[Aim of the task] Rewrite every line of the listing below, swapping "stage-light" for "spotlight" and leaving everything else the same. Leave the pictures out.

[Available records]
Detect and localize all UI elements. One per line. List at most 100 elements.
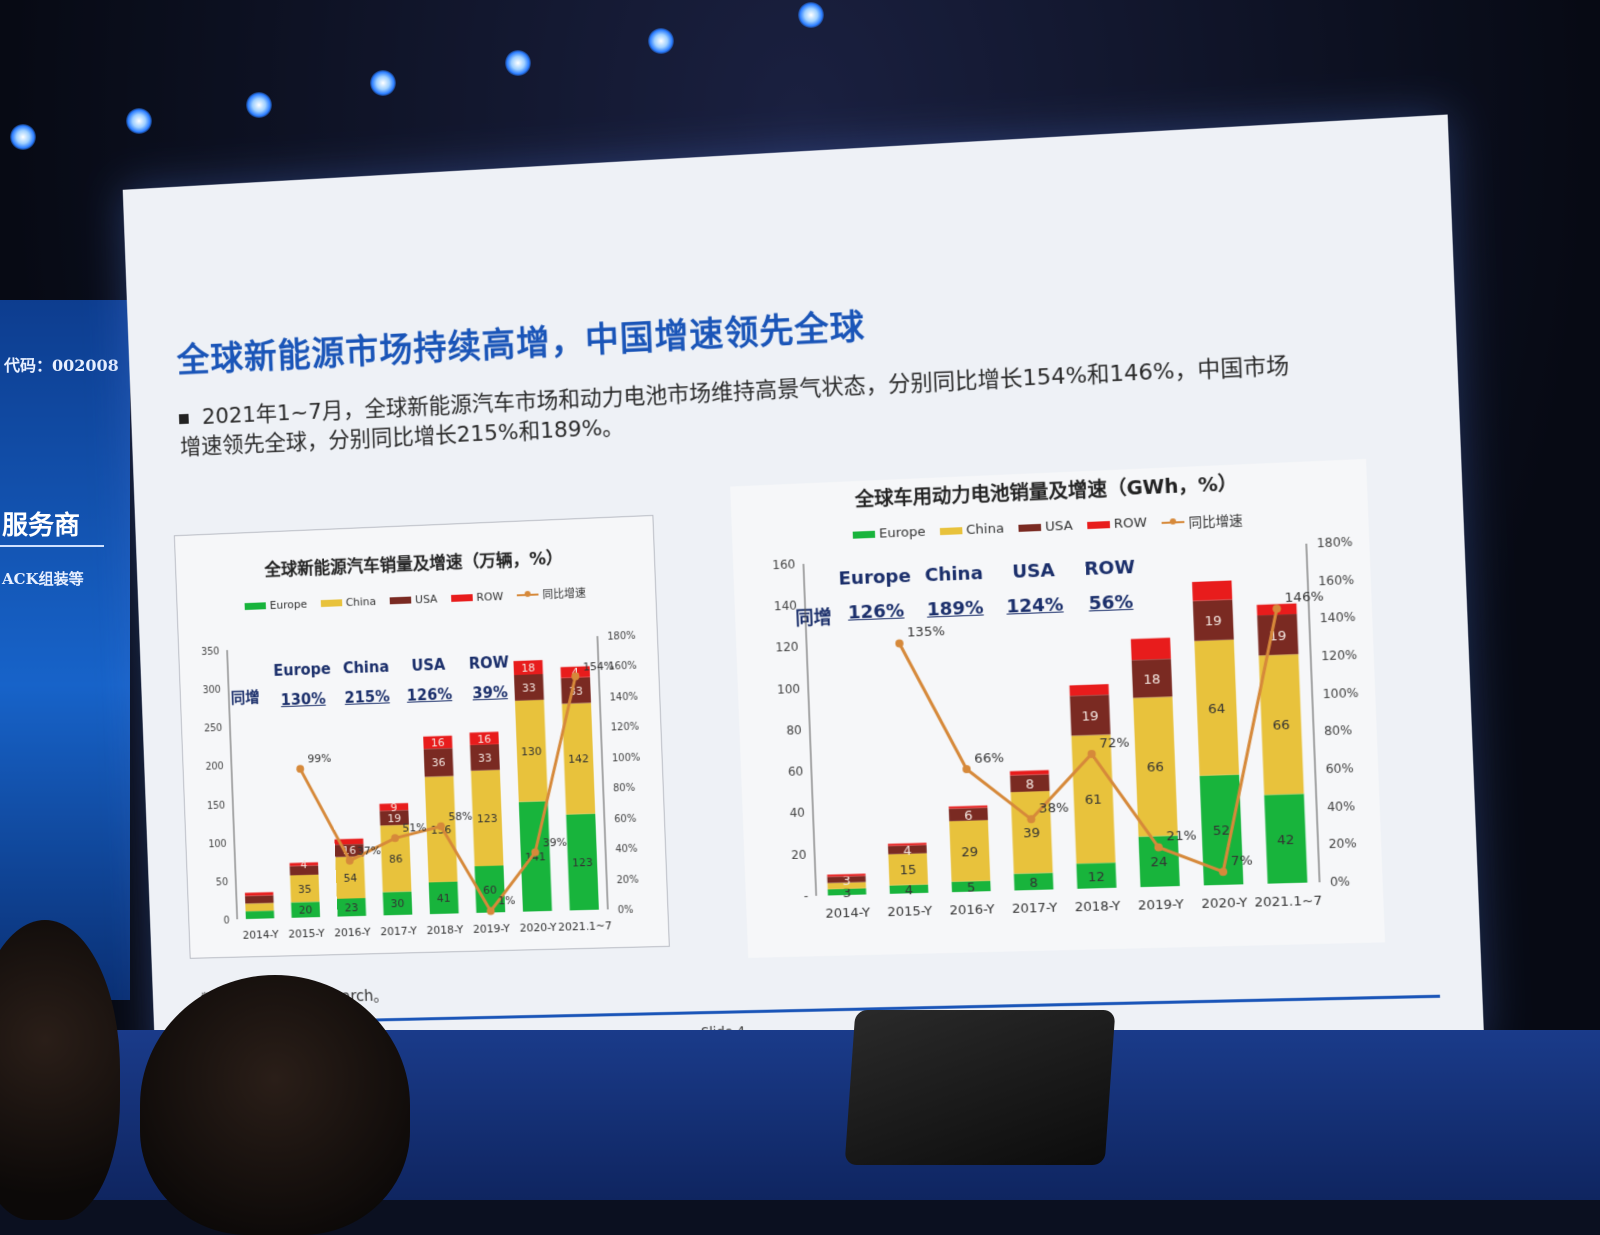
x-tick-label: 2019-Y — [1138, 897, 1184, 914]
stage-light — [798, 2, 824, 28]
stage-light — [246, 92, 272, 118]
stage-light — [648, 28, 674, 54]
x-tick-label: 2016-Y — [334, 925, 371, 939]
y-tick-label: 350 — [201, 646, 220, 658]
y2-tick-label: 180% — [607, 631, 636, 643]
bar-segment-china — [245, 903, 274, 911]
y-tick-label: 50 — [216, 877, 229, 888]
x-tick-label: 2015-Y — [288, 927, 325, 941]
y2-tick-label: 80% — [613, 783, 635, 795]
y2-tick-label: 20% — [1328, 836, 1357, 851]
y2-tick-label: 100% — [1322, 685, 1359, 701]
bar-value-label: 19 — [1204, 614, 1222, 630]
bar-value-label: 4 — [300, 858, 307, 871]
bar-value-label: 66 — [1147, 760, 1165, 776]
bar-segment-row — [1069, 684, 1108, 696]
bar-segment-usa — [245, 895, 274, 903]
bar-value-label: 16 — [431, 736, 445, 750]
stage-light — [505, 50, 531, 76]
bar-value-label: 61 — [1085, 793, 1103, 809]
bar-value-label: 19 — [1081, 709, 1099, 725]
bar-value-label: 5 — [967, 880, 976, 896]
x-tick-label: 2019-Y — [473, 922, 510, 936]
bar-value-label: 20 — [299, 903, 313, 916]
y2-tick-label: 80% — [1324, 723, 1353, 738]
side-banner: 代码：002008 服务商 ACK组装等 — [0, 300, 130, 1000]
bar-value-label: 6 — [964, 808, 973, 824]
y-tick-label: 300 — [202, 685, 221, 697]
bar-value-label: 4 — [904, 883, 913, 899]
x-tick-label: 2014-Y — [825, 905, 870, 921]
stock-code: 代码：002008 — [4, 352, 119, 376]
bar-value-label: 15 — [900, 863, 917, 879]
slide-title: 全球新能源市场持续高增，中国增速领先全球 — [176, 299, 866, 382]
y2-tick-label: 0% — [1330, 874, 1351, 889]
y-tick-label: 0 — [223, 915, 230, 926]
y-axis-left — [227, 650, 237, 919]
bar-value-label: 64 — [1208, 701, 1226, 717]
y2-tick-label: 60% — [614, 813, 636, 825]
y-axis-left — [803, 564, 816, 896]
event-stage: 代码：002008 服务商 ACK组装等 全球新能源市场持续高增，中国增速领先全… — [0, 0, 1600, 1200]
y-tick-label: 200 — [205, 762, 224, 774]
x-tick-label: 2021.1~7 — [1254, 893, 1322, 910]
x-tick-label: 2018-Y — [426, 923, 463, 937]
battery-sales-chart: 全球车用动力电池销量及增速（GWh，%） Europe China USA RO… — [730, 459, 1385, 958]
y-tick-label: 100 — [208, 839, 227, 850]
bar-value-label: 142 — [568, 752, 589, 766]
y-tick-label: 80 — [786, 723, 802, 738]
y2-tick-label: 100% — [612, 752, 641, 764]
bar-value-label: 29 — [961, 844, 978, 860]
y2-tick-label: 0% — [618, 905, 634, 917]
bar-value-label: 41 — [437, 892, 451, 905]
bar-value-label: 42 — [1277, 832, 1295, 848]
banner-divider — [0, 545, 104, 547]
y-tick-label: 150 — [207, 800, 226, 812]
ev-sales-chart: 全球新能源汽车销量及增速（万辆，%） Europe China USA ROW … — [174, 515, 670, 959]
bar-value-label: 24 — [1150, 855, 1168, 871]
x-tick-label: 2020-Y — [519, 921, 557, 935]
bar-value-label: 130 — [521, 744, 542, 758]
bullet-marker — [179, 414, 189, 424]
bar-value-label: 54 — [343, 871, 357, 884]
bar-value-label: 66 — [1272, 718, 1290, 734]
bar-value-label: 36 — [431, 756, 445, 770]
x-tick-label: 2016-Y — [949, 902, 995, 919]
y2-tick-label: 120% — [1321, 647, 1358, 663]
growth-label: 72% — [1099, 735, 1129, 751]
bar-value-label: 4 — [903, 843, 912, 859]
y2-tick-label: 60% — [1325, 761, 1354, 776]
y-tick-label: 20 — [791, 847, 807, 862]
growth-label: 58% — [448, 809, 472, 823]
bar-segment-row — [1131, 638, 1171, 660]
growth-label: 38% — [1039, 801, 1069, 817]
x-tick-label: 2017-Y — [1012, 900, 1058, 917]
bar-value-label: 39 — [1023, 826, 1041, 842]
bar-value-label: 60 — [483, 883, 497, 896]
bar-value-label: 30 — [390, 897, 404, 910]
bar-value-label: 52 — [1213, 823, 1231, 839]
bar-value-label: 33 — [478, 751, 492, 765]
chart-plot: 0 50 100 150 200 250 300 350 0% 20% 40% 60% 80% 100% 1… — [175, 516, 669, 958]
stage-light — [10, 124, 36, 150]
growth-label: 66% — [974, 751, 1004, 767]
growth-label: 7% — [1231, 853, 1253, 869]
bar-value-label: 86 — [389, 852, 403, 865]
growth-label: 51% — [402, 821, 426, 835]
service-label: 服务商 — [2, 505, 80, 542]
bar-value-label: 23 — [344, 901, 358, 914]
bar-segment-europe — [246, 911, 275, 919]
y2-tick-label: 160% — [1318, 572, 1355, 588]
y-tick-label: 140 — [774, 599, 798, 614]
growth-label: 146% — [1284, 589, 1323, 606]
chart-plot: - 20 40 60 80 100 120 140 160 0% 20% 40% 60% 80% 100% 1… — [730, 459, 1385, 958]
audience-head — [140, 975, 410, 1235]
bar-value-label: 123 — [572, 856, 593, 870]
pack-label: ACK组装等 — [2, 568, 84, 589]
stage-monitor-speaker — [845, 1010, 1116, 1165]
bar-segment-row — [1192, 580, 1232, 600]
y-tick-label: 120 — [775, 640, 799, 655]
y-axis-right — [597, 636, 607, 909]
growth-label: 37% — [357, 844, 381, 858]
y-tick-label: 250 — [204, 723, 223, 735]
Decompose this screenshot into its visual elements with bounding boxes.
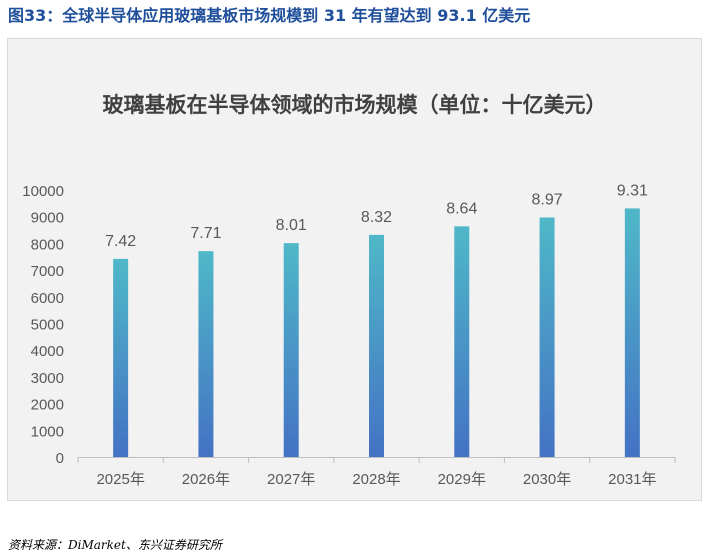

[Solution to this problem]
Detect and localize all UI elements. One per line. List at most 100 elements.
x-tick-label: 2019-Y — [1138, 897, 1184, 914]
spotlight — [798, 2, 824, 28]
spotlight — [246, 92, 272, 118]
spotlight — [648, 28, 674, 54]
x-tick-label: 2016-Y — [334, 925, 371, 939]
y-tick-label: 350 — [201, 646, 220, 658]
y2-tick-label: 180% — [607, 631, 636, 643]
bar-segment-china — [245, 903, 274, 911]
y-tick-label: 50 — [216, 877, 229, 888]
x-tick-label: 2015-Y — [288, 927, 325, 941]
y2-tick-label: 80% — [613, 783, 635, 795]
y2-tick-label: 20% — [1328, 836, 1357, 851]
y2-tick-label: 100% — [1322, 685, 1359, 701]
bar-value-label: 19 — [1204, 614, 1222, 630]
bar-value-label: 4 — [300, 858, 307, 871]
bar-value-label: 66 — [1147, 760, 1165, 776]
bar-segment-row — [1069, 684, 1108, 696]
bar-segment-usa — [245, 895, 274, 903]
bar-value-label: 16 — [431, 736, 445, 750]
spotlight — [505, 50, 531, 76]
bar-value-label: 61 — [1085, 793, 1103, 809]
bar-value-label: 19 — [1081, 709, 1099, 725]
bar-value-label: 5 — [967, 880, 976, 896]
x-tick-label: 2019-Y — [473, 922, 510, 936]
bar-value-label: 20 — [299, 903, 313, 916]
y2-tick-label: 80% — [1324, 723, 1353, 738]
side-banner: 代码：002008 服务商 ACK组装等 — [0, 300, 130, 1000]
bar-value-label: 6 — [964, 808, 973, 824]
y-tick-label: 300 — [202, 685, 221, 697]
bar-value-label: 4 — [904, 883, 913, 899]
x-tick-label: 2014-Y — [825, 905, 870, 921]
stock-code: 代码：002008 — [4, 352, 119, 376]
bar-value-label: 15 — [900, 863, 917, 879]
slide-title: 全球新能源市场持续高增，中国增速领先全球 — [176, 299, 866, 382]
y2-tick-label: 0% — [1330, 874, 1351, 889]
y-tick-label: 0 — [223, 915, 230, 926]
y-axis-left — [227, 650, 237, 919]
bar-value-label: 64 — [1208, 701, 1226, 717]
y2-tick-label: 60% — [614, 813, 636, 825]
y-axis-left — [803, 564, 816, 896]
event-stage: 代码：002008 服务商 ACK组装等 全球新能源市场持续高增，中国增速领先全… — [0, 0, 1600, 1200]
y-tick-label: 200 — [205, 762, 224, 774]
x-tick-label: 2021.1~7 — [1254, 893, 1322, 910]
x-tick-label: 2018-Y — [426, 923, 463, 937]
battery-sales-chart: 全球车用动力电池销量及增速（GWh，%） Europe China USA RO… — [730, 459, 1385, 958]
y-tick-label: 100 — [208, 839, 227, 850]
bar-value-label: 142 — [568, 752, 589, 766]
y-tick-label: 80 — [786, 723, 802, 738]
y2-tick-label: 100% — [612, 752, 641, 764]
bar-value-label: 29 — [961, 844, 978, 860]
y2-tick-label: 0% — [618, 905, 634, 917]
bar-value-label: 41 — [437, 892, 451, 905]
bar-value-label: 42 — [1277, 832, 1295, 848]
banner-divider — [0, 545, 104, 547]
y-tick-label: 150 — [207, 800, 226, 812]
ev-sales-chart: 全球新能源汽车销量及增速（万辆，%） Europe China USA ROW … — [174, 515, 670, 959]
bar-value-label: 24 — [1150, 855, 1168, 871]
x-tick-label: 2020-Y — [519, 921, 557, 935]
bar-value-label: 130 — [521, 744, 542, 758]
bullet-marker — [179, 414, 189, 424]
bar-value-label: 54 — [343, 871, 357, 884]
bar-value-label: 66 — [1272, 718, 1290, 734]
bar-value-label: 36 — [431, 756, 445, 770]
x-tick-label: 2016-Y — [949, 902, 995, 919]
y2-tick-label: 120% — [1321, 647, 1358, 663]
growth-label: 72% — [1099, 735, 1129, 751]
bar-value-label: 4 — [903, 843, 912, 859]
y2-tick-label: 60% — [1325, 761, 1354, 776]
y-tick-label: 20 — [791, 847, 807, 862]
growth-label: 58% — [448, 809, 472, 823]
bar-segment-row — [1131, 638, 1171, 660]
growth-label: 38% — [1039, 801, 1069, 817]
x-tick-label: 2017-Y — [1012, 900, 1058, 917]
bar-value-label: 39 — [1023, 826, 1041, 842]
bar-value-label: 60 — [483, 883, 497, 896]
bar-value-label: 30 — [390, 897, 404, 910]
bar-value-label: 52 — [1213, 823, 1231, 839]
bar-value-label: 33 — [478, 751, 492, 765]
chart-plot: 0 50 100 150 200 250 300 350 0% 20% 40% 60% 80% 100% 1… — [175, 516, 669, 958]
spotlight — [10, 124, 36, 150]
growth-label: 66% — [974, 751, 1004, 767]
growth-label: 7% — [1231, 853, 1253, 869]
bar-value-label: 86 — [389, 852, 403, 865]
growth-label: 51% — [402, 821, 426, 835]
service-label: 服务商 — [2, 505, 80, 542]
bar-value-label: 23 — [344, 901, 358, 914]
bar-segment-europe — [246, 911, 275, 919]
y2-tick-label: 160% — [1318, 572, 1355, 588]
y-tick-label: 140 — [774, 599, 798, 614]
growth-label: 146% — [1284, 589, 1323, 606]
chart-plot: - 20 40 60 80 100 120 140 160 0% 20% 40% 60% 80% 100% 1… — [730, 459, 1385, 958]
audience-head — [140, 975, 410, 1235]
bar-value-label: 123 — [572, 856, 593, 870]
pack-label: ACK组装等 — [2, 568, 84, 589]
stage-monitor-speaker — [845, 1010, 1116, 1165]
bar-segment-row — [1192, 580, 1232, 600]
y-tick-label: 120 — [775, 640, 799, 655]
y-axis-right — [597, 636, 607, 909]
growth-label: 37% — [357, 844, 381, 858]
y-tick-label: 250 — [204, 723, 223, 735]
Decompose this screenshot into its visual elements with bounding boxes.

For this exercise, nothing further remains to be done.